Your task:
Locate the line that contains "Transcribe this image's". Retype it and every line after it to the end of the records, exactly, but not the pictures.
-------
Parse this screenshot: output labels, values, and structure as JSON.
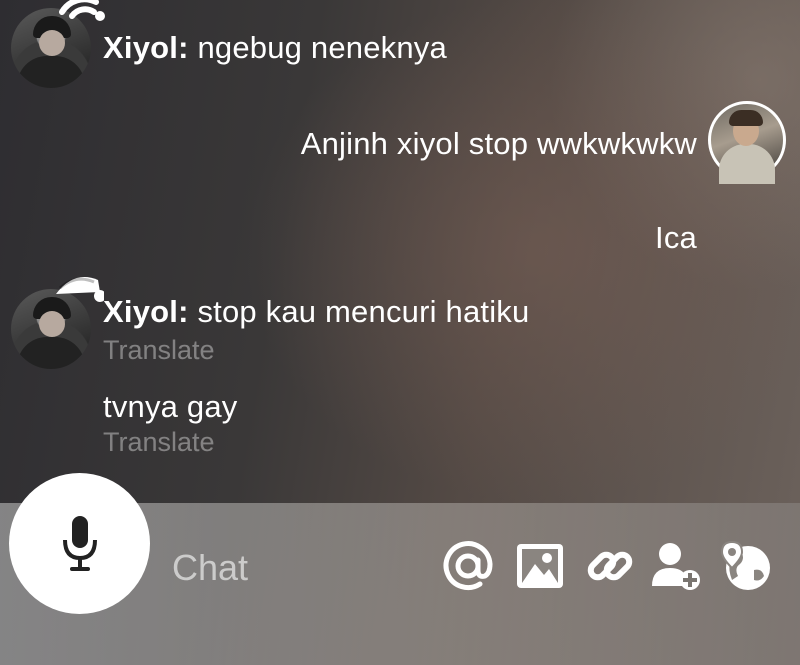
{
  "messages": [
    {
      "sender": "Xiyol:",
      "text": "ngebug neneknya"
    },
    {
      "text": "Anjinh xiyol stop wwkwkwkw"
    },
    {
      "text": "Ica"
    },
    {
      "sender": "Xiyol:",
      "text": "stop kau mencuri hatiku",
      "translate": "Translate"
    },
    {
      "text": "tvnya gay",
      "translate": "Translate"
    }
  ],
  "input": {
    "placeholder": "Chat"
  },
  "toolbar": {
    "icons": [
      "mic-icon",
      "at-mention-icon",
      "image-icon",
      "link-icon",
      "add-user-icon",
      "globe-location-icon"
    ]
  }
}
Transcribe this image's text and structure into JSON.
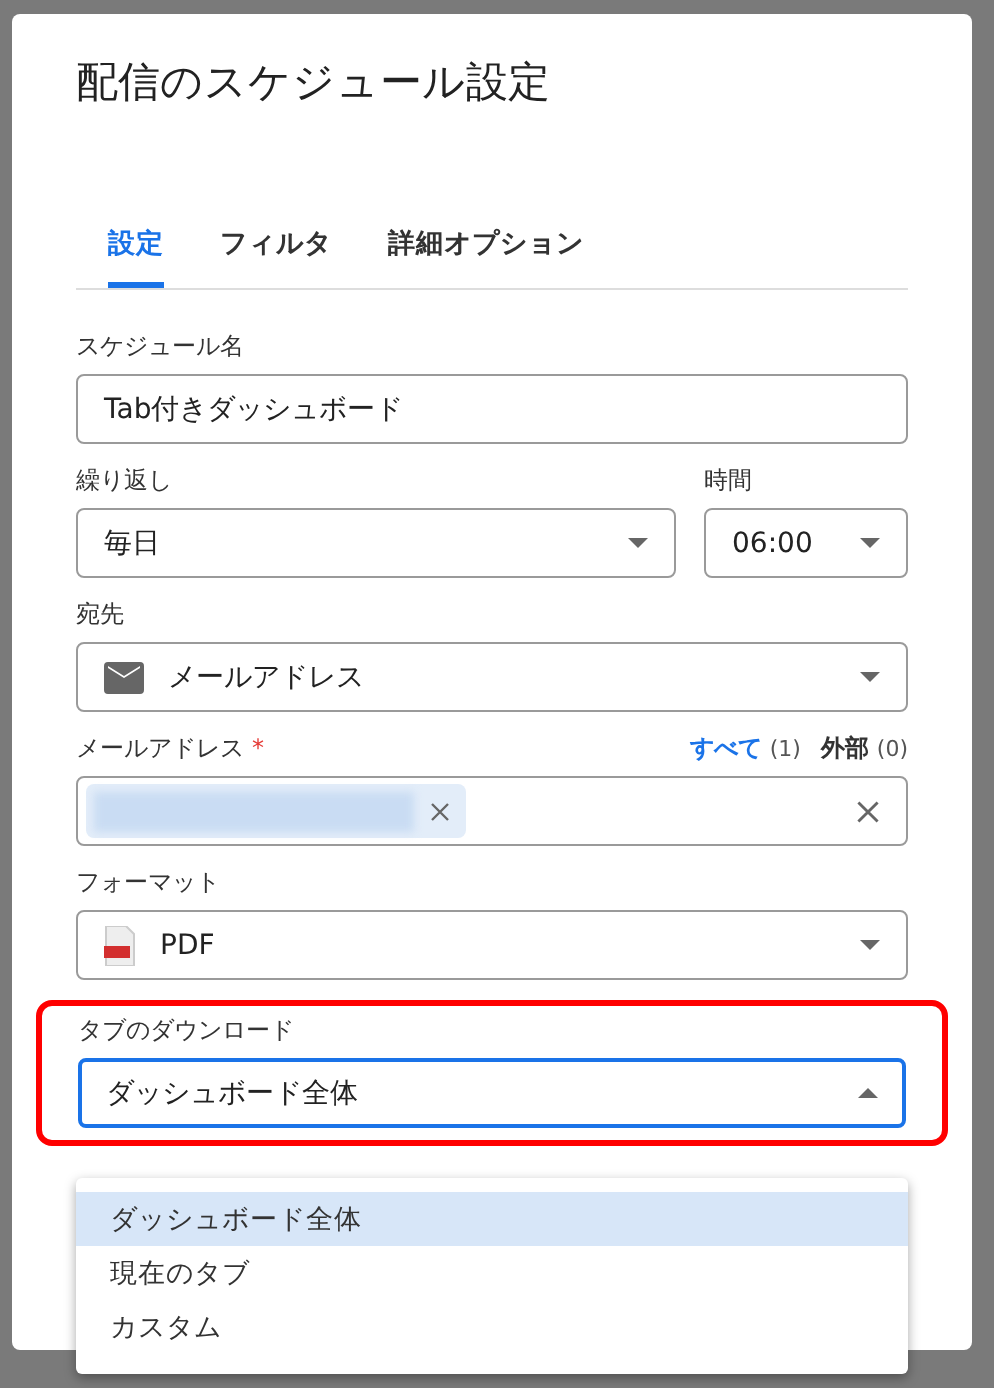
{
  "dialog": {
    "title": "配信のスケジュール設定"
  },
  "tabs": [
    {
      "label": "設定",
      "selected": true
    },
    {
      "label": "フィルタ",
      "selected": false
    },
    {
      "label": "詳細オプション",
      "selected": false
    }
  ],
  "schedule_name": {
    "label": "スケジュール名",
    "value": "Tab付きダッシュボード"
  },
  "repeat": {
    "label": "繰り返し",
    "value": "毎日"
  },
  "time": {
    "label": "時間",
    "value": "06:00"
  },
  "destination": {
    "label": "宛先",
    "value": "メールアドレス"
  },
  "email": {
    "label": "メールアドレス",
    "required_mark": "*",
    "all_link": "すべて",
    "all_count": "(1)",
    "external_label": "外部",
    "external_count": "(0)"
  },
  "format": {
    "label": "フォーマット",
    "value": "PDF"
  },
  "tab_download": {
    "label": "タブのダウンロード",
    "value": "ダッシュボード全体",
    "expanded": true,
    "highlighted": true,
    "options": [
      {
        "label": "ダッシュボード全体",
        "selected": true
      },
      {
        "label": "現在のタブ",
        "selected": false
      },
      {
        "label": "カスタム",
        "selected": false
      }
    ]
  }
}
-------
Complete answer:
Transcribe this image's text and structure into JSON.
{
  "dialog": {
    "title": "配信のスケジュール設定"
  },
  "tabs": [
    {
      "label": "設定",
      "selected": true
    },
    {
      "label": "フィルタ",
      "selected": false
    },
    {
      "label": "詳細オプション",
      "selected": false
    }
  ],
  "schedule_name": {
    "label": "スケジュール名",
    "value": "Tab付きダッシュボード"
  },
  "repeat": {
    "label": "繰り返し",
    "value": "毎日"
  },
  "time": {
    "label": "時間",
    "value": "06:00"
  },
  "destination": {
    "label": "宛先",
    "value": "メールアドレス"
  },
  "email": {
    "label": "メールアドレス",
    "required_mark": "*",
    "all_link": "すべて",
    "all_count": "(1)",
    "external_label": "外部",
    "external_count": "(0)"
  },
  "format": {
    "label": "フォーマット",
    "value": "PDF"
  },
  "tab_download": {
    "label": "タブのダウンロード",
    "value": "ダッシュボード全体",
    "expanded": true,
    "highlighted": true,
    "options": [
      {
        "label": "ダッシュボード全体",
        "selected": true
      },
      {
        "label": "現在のタブ",
        "selected": false
      },
      {
        "label": "カスタム",
        "selected": false
      }
    ]
  }
}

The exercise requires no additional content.